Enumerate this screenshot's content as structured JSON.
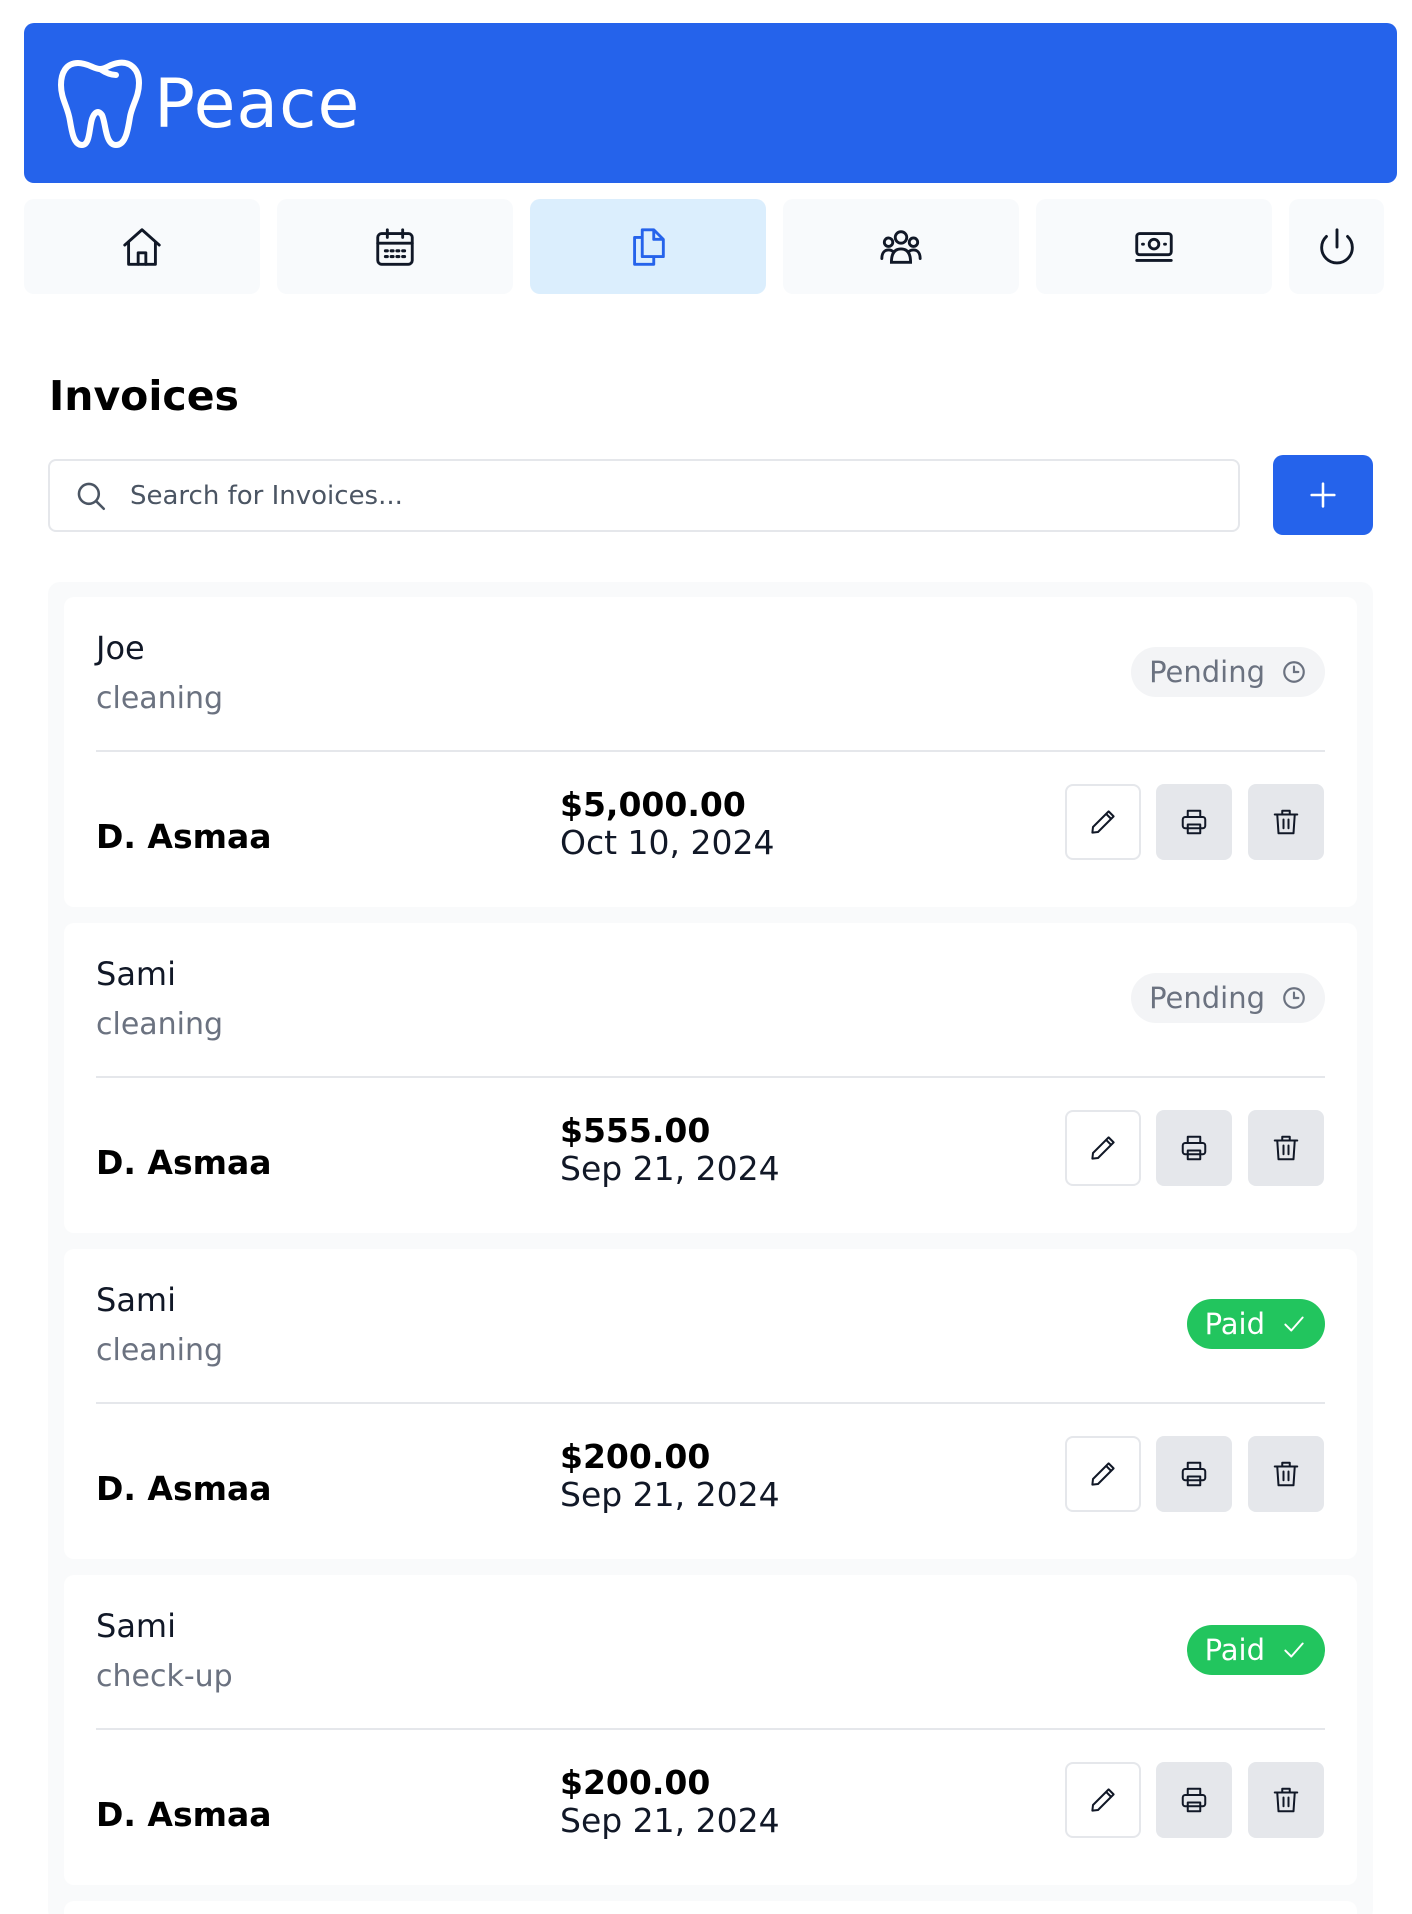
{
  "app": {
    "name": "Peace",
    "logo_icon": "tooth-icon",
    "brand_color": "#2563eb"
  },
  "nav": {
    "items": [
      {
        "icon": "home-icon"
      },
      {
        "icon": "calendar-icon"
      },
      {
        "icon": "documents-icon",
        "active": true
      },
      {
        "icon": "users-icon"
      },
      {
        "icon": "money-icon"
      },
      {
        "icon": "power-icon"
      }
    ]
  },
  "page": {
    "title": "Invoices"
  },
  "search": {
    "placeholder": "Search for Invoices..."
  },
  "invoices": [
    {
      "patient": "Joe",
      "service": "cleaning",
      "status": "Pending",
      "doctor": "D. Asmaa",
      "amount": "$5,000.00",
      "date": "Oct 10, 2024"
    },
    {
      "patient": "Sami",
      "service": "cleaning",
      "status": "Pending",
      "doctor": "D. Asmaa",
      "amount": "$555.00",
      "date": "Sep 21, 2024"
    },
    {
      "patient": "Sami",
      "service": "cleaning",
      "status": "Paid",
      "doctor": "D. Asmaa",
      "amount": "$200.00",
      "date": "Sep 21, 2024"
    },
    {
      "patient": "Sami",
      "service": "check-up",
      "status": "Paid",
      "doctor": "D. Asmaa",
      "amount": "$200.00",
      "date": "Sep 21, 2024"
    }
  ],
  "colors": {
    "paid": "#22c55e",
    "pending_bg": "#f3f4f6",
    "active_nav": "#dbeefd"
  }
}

####

» **STATED TASK**
Copy out all the data without changing anything, and drop the pictures.

» **WRITTEN SOLUTION**
Enumerate this screenshot's content as structured JSON.
{
  "app": {
    "name": "Peace",
    "logo_icon": "tooth-icon",
    "brand_color": "#2563eb"
  },
  "nav": {
    "items": [
      {
        "icon": "home-icon"
      },
      {
        "icon": "calendar-icon"
      },
      {
        "icon": "documents-icon",
        "active": true
      },
      {
        "icon": "users-icon"
      },
      {
        "icon": "money-icon"
      },
      {
        "icon": "power-icon"
      }
    ]
  },
  "page": {
    "title": "Invoices"
  },
  "search": {
    "placeholder": "Search for Invoices..."
  },
  "invoices": [
    {
      "patient": "Joe",
      "service": "cleaning",
      "status": "Pending",
      "doctor": "D. Asmaa",
      "amount": "$5,000.00",
      "date": "Oct 10, 2024"
    },
    {
      "patient": "Sami",
      "service": "cleaning",
      "status": "Pending",
      "doctor": "D. Asmaa",
      "amount": "$555.00",
      "date": "Sep 21, 2024"
    },
    {
      "patient": "Sami",
      "service": "cleaning",
      "status": "Paid",
      "doctor": "D. Asmaa",
      "amount": "$200.00",
      "date": "Sep 21, 2024"
    },
    {
      "patient": "Sami",
      "service": "check-up",
      "status": "Paid",
      "doctor": "D. Asmaa",
      "amount": "$200.00",
      "date": "Sep 21, 2024"
    }
  ],
  "colors": {
    "paid": "#22c55e",
    "pending_bg": "#f3f4f6",
    "active_nav": "#dbeefd"
  }
}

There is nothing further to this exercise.